• Problem A: According to the locale documentation, why should punctuation variants not be added to a vague-text dictionary?
• Problem B: Reproduce the passage from the locale documentation word for word, beginning at the words "That's it —" and stopping after "encode regex patterns.".
• Problem C: Carry on the locale documentation on adding message maps and dictionaries, starting after its last sentence.

Both mirror the editor's locale set: every OSS locale supported by @templatical/editor should have a matching message map and dictionary.

File layout

packages/quality/src/accessibility/messages/
  en.ts       ← source of truth (typed implicitly)
  de.ts       ← annotated `typeof en`
  index.ts    ← exports formatMessage(), getMessages()

packages/quality/src/accessibility/dictionaries/
  en.ts
  de.ts
  index.ts    ← exports getDictionary(), normalizeForMatch()

Adding a locale

You need both a message map and a dictionary file. Drop the files and they're picked up automatically — the locale registry is built at compile time via import.meta.glob, so there's no MESSAGES or DICTIONARIES map to update.

Follow the same typeof en pattern for both files. The annotation is the contract: any missing key, extra key, or wrong type fails pnpm run typecheck. The runtime parity test (tests/messages.test.ts) additionally verifies that {name} placeholders match between locales for every key.

1. Rule messages

Drop messages/<lang>.ts and translate every value, preserving {name} placeholders exactly:

ts
// messages/pt.ts
import type en from "./en";

const pt: typeof en = {
  "img-missing-alt":
    "Imagem sem texto alternativo. Adicione uma descrição curta ou marque a imagem como decorativa.",
  "img-alt-too-long":
    "Texto alternativo tem {length} caracteres; mantenha abaixo de {max}.",
  // …one key per rule
};

export default pt;

2. Vague-text dictionary

Drop dictionaries/<lang>.ts:

ts
// dictionaries/pt.ts
import type en from "./en";

const pt: typeof en = {
  vagueLinkText: ["clique aqui", "aqui", "leia mais", "saiba mais"],
  vagueButtonLabels: ["clique aqui", "clique", "enviar"],
  linkedImageActionHints: ["compre", "leia", "veja", "baixe", "descubra"],
};

export default pt;

That's it — SUPPORTED_MESSAGE_LOCALES and SUPPORTED_DICTIONARY_LOCALES reflect the new locale automatically. No registry edit, no test update.

Phrase guidelines

  • Match, not regex. The vague-text rules normalize the anchor / button text — lowercase, collapse whitespace, strip leading/trailing non-alphanumeric characters (punctuation, arrows, decorative quotes) — then test phrases.includes(text). So "Click here!", "→ click here", and "»click here«" all collapse to click here and match the same dictionary entry. Don't add punctuation variants — they're redundant. Each entry is still an exact phrase match; don't try to encode regex patterns.

• Source material:
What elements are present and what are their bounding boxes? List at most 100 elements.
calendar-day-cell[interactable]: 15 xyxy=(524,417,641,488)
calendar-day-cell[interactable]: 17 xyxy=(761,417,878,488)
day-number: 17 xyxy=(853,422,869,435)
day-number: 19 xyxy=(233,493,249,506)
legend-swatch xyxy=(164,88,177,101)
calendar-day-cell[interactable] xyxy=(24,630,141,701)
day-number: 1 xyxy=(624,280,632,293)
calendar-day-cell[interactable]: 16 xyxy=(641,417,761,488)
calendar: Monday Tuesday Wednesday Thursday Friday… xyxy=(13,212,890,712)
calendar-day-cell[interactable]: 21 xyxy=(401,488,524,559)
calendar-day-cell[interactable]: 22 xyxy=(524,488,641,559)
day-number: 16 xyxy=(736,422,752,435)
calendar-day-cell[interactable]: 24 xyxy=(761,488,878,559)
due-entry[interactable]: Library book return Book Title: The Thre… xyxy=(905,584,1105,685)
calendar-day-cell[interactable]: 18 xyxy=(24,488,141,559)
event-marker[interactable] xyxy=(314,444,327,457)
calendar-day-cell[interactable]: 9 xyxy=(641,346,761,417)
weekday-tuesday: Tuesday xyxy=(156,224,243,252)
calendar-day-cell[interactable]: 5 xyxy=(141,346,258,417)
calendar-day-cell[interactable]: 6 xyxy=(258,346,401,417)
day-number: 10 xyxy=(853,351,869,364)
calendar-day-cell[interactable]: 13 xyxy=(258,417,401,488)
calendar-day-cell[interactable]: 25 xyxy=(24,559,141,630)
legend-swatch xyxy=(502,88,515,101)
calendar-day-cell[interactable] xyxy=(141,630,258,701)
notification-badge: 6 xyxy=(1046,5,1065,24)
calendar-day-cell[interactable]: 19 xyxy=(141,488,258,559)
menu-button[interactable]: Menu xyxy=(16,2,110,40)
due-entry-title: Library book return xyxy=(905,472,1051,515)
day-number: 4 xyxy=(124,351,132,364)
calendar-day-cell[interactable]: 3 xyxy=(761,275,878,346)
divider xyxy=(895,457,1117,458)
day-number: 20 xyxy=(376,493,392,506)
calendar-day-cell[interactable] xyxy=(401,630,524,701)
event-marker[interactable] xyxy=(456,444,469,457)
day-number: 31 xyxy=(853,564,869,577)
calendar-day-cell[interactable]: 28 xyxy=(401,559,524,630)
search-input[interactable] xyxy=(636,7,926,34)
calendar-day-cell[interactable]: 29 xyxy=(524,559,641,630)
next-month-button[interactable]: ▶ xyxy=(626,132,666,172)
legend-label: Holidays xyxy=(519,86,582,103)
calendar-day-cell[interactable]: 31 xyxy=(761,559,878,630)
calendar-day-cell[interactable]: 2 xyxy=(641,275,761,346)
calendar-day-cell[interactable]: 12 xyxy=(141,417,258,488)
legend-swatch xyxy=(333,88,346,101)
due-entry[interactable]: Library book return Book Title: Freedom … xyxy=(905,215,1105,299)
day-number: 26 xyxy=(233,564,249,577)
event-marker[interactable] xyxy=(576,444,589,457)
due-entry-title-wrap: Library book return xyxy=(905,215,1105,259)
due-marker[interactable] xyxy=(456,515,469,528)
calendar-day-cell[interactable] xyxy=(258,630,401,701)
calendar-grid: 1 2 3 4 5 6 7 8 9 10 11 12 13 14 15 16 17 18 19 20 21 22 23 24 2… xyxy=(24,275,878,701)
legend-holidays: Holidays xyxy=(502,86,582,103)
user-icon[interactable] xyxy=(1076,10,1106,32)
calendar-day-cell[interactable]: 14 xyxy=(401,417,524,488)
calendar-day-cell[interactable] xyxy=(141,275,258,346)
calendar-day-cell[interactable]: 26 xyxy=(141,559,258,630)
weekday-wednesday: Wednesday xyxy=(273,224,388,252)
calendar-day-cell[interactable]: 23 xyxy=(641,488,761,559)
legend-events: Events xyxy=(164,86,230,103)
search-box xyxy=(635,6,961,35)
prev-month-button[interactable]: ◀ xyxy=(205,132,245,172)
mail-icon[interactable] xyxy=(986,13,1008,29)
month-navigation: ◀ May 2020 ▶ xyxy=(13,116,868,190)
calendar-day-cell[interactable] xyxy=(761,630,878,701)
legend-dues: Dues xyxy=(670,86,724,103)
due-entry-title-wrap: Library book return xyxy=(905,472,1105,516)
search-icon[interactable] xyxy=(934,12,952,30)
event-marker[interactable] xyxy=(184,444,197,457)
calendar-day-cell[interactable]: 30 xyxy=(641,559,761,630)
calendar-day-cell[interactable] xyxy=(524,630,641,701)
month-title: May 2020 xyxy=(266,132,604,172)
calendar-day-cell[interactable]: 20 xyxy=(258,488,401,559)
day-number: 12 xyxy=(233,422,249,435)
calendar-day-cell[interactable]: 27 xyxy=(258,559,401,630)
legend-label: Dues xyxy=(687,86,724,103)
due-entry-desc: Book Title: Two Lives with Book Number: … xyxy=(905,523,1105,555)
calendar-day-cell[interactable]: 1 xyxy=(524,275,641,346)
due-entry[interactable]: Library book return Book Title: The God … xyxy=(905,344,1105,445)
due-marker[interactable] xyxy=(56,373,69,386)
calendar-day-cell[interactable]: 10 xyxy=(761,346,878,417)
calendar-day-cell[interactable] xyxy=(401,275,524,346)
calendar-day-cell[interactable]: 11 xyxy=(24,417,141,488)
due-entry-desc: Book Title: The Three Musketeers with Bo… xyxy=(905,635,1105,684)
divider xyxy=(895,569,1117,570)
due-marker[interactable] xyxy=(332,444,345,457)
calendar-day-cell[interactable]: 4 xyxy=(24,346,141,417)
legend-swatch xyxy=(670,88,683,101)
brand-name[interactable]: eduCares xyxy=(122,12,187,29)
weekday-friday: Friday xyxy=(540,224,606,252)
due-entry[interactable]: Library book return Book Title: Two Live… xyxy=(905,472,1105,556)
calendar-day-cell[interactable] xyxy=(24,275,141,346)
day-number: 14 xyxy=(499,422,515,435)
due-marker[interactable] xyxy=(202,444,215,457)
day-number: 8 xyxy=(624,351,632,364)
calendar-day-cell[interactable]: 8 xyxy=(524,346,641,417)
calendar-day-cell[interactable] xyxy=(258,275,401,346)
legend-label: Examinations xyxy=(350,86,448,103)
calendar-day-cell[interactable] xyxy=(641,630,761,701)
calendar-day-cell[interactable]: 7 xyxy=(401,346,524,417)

• Answer box A: The vague-text rules normalize anchor and button text before matching. They lowercase it, collapse whitespace, and strip leading and trailing non-alphanumeric characters, so variants like "Click here!", "→ click here", and "»click here«" all collapse to click here and match the same dictionary entry. Punctuation variants are therefore redundant.

• Answer box B:
That's it — SUPPORTED_MESSAGE_LOCALES and SUPPORTED_DICTIONARY_LOCALES reflect the new locale automatically. No registry edit, no test update.

Phrase guidelines

  • Match, not regex. The vague-text rules normalize the anchor / button text — lowercase, collapse whitespace, strip leading/trailing non-alphanumeric characters (punctuation, arrows, decorative quotes) — then test phrases.includes(text). So "Click here!", "→ click here", and "»click here«" all collapse to click here and match the same dictionary entry. Don't add punctuation variants — they're redundant. Each entry is still an exact phrase match; don't try to encode regex patterns.

• Answer box C:
  • Lowercase only. Comparison is case-insensitive on the input side.
  • Common, not exhaustive. The point is to catch the most frequent vague phrases native authors fall into. A 50-entry list does more harm than good (false positives).
  • Don't translate English phrases. The dictionary is a cross-locale union — every registered locale's phrases match regardless of the active locale option. So your pt.ts only needs Portuguese phrases; English click here is already covered by the union.
  • No region duplicates. de-AT resolves to the same union; one entry per language.
  • linkedImageActionHints is per-token, not per-phrase. img-linked-no-context tokenizes the alt text on non-letter/digit boundaries and checks each token against the hint list. Add single action verbs in the form authors actually write them ("buy", "kaufen", "compre"), not multi-word phrases — a phrase like "jetzt kaufen" will never match because tokens are checked individually.

How matching resolves

  • Vague-text dictionarygetDictionary(locale) returns a union of every registered locale's phrases (and action hints). The locale argument is accepted for API symmetry but currently doesn't change the returned set; a vague phrase is universally vague, and an action verb in any registered language counts as link-destination context, so detection is cross-locale by design.
  • Rule messagesformatMessage(locale, ruleId, params?) resolves the localized message template via messages/{locale}.ts and interpolates {name} placeholders. Falls back to English when the locale isn't bundled.